> [Given problem]
Gather and copy in full every line of the listing below that contains the string "GROUND".

------ Recorded information

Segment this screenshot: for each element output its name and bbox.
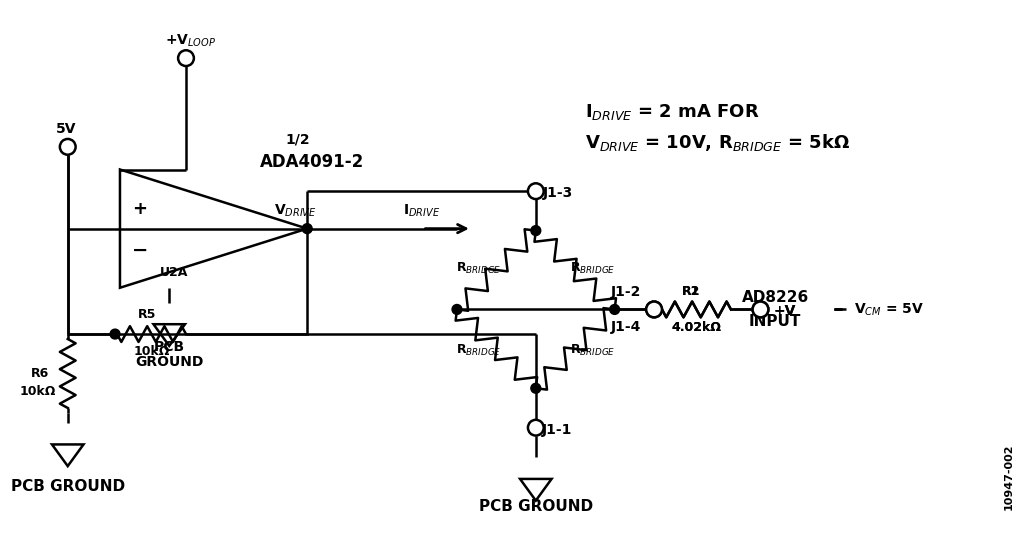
Circle shape	[753, 301, 768, 317]
Text: R$_{BRIDGE}$: R$_{BRIDGE}$	[456, 343, 502, 358]
Text: 4.02kΩ: 4.02kΩ	[672, 321, 721, 334]
Circle shape	[528, 183, 544, 199]
Circle shape	[753, 301, 768, 317]
Circle shape	[178, 50, 194, 66]
Circle shape	[59, 139, 76, 154]
Circle shape	[530, 225, 541, 236]
Circle shape	[528, 420, 544, 436]
Text: V$_{DRIVE}$ = 10V, R$_{BRIDGE}$ = 5kΩ: V$_{DRIVE}$ = 10V, R$_{BRIDGE}$ = 5kΩ	[585, 132, 850, 153]
Text: I$_{DRIVE}$ = 2 mA FOR: I$_{DRIVE}$ = 2 mA FOR	[585, 102, 760, 122]
Text: PCB GROUND: PCB GROUND	[479, 499, 593, 514]
Text: 4.02kΩ: 4.02kΩ	[672, 321, 721, 334]
Text: +V: +V	[774, 305, 797, 318]
Text: 10kΩ: 10kΩ	[20, 385, 56, 398]
Text: R2: R2	[682, 285, 700, 298]
Text: R$_{BRIDGE}$: R$_{BRIDGE}$	[570, 343, 615, 358]
Text: R5: R5	[137, 308, 156, 321]
Text: R$_{BRIDGE}$: R$_{BRIDGE}$	[456, 261, 502, 275]
Text: R6: R6	[31, 367, 49, 380]
Text: I$_{DRIVE}$: I$_{DRIVE}$	[402, 203, 440, 219]
Circle shape	[452, 305, 462, 314]
Circle shape	[609, 305, 620, 314]
Text: V$_{DRIVE}$: V$_{DRIVE}$	[274, 203, 316, 219]
Text: 1/2: 1/2	[285, 133, 309, 147]
Text: +: +	[132, 200, 147, 218]
Text: 10kΩ: 10kΩ	[133, 345, 170, 358]
Text: PCB GROUND: PCB GROUND	[10, 479, 125, 494]
Circle shape	[302, 224, 312, 234]
Text: 10947-002: 10947-002	[1004, 444, 1014, 510]
Text: INPUT: INPUT	[750, 314, 802, 329]
Text: R$_{BRIDGE}$: R$_{BRIDGE}$	[570, 261, 615, 275]
Text: GROUND: GROUND	[135, 354, 204, 369]
Text: ADA4091-2: ADA4091-2	[260, 153, 365, 171]
Text: −: −	[131, 241, 147, 260]
Text: J1-4: J1-4	[611, 320, 642, 334]
Text: +V$_{LOOP}$: +V$_{LOOP}$	[166, 32, 216, 49]
Text: V$_{CM}$ = 5V: V$_{CM}$ = 5V	[854, 301, 924, 318]
Text: J1-3: J1-3	[543, 186, 572, 200]
Circle shape	[530, 383, 541, 393]
Circle shape	[646, 301, 662, 317]
Text: J1-2: J1-2	[611, 285, 642, 299]
Text: U2A: U2A	[160, 267, 188, 280]
Text: 5V: 5V	[55, 122, 76, 136]
Text: R1: R1	[682, 285, 700, 298]
Circle shape	[646, 301, 662, 317]
Text: −V: −V	[774, 305, 797, 318]
Circle shape	[111, 329, 120, 339]
Text: AD8226: AD8226	[741, 290, 809, 305]
Text: J1-1: J1-1	[543, 423, 572, 437]
Text: PCB: PCB	[154, 340, 184, 354]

------------

> [Written answer]
Text: PCB GROUND: PCB GROUND	[479, 499, 593, 514]
Text: PCB GROUND: PCB GROUND	[10, 479, 125, 494]
Text: GROUND: GROUND	[135, 354, 204, 369]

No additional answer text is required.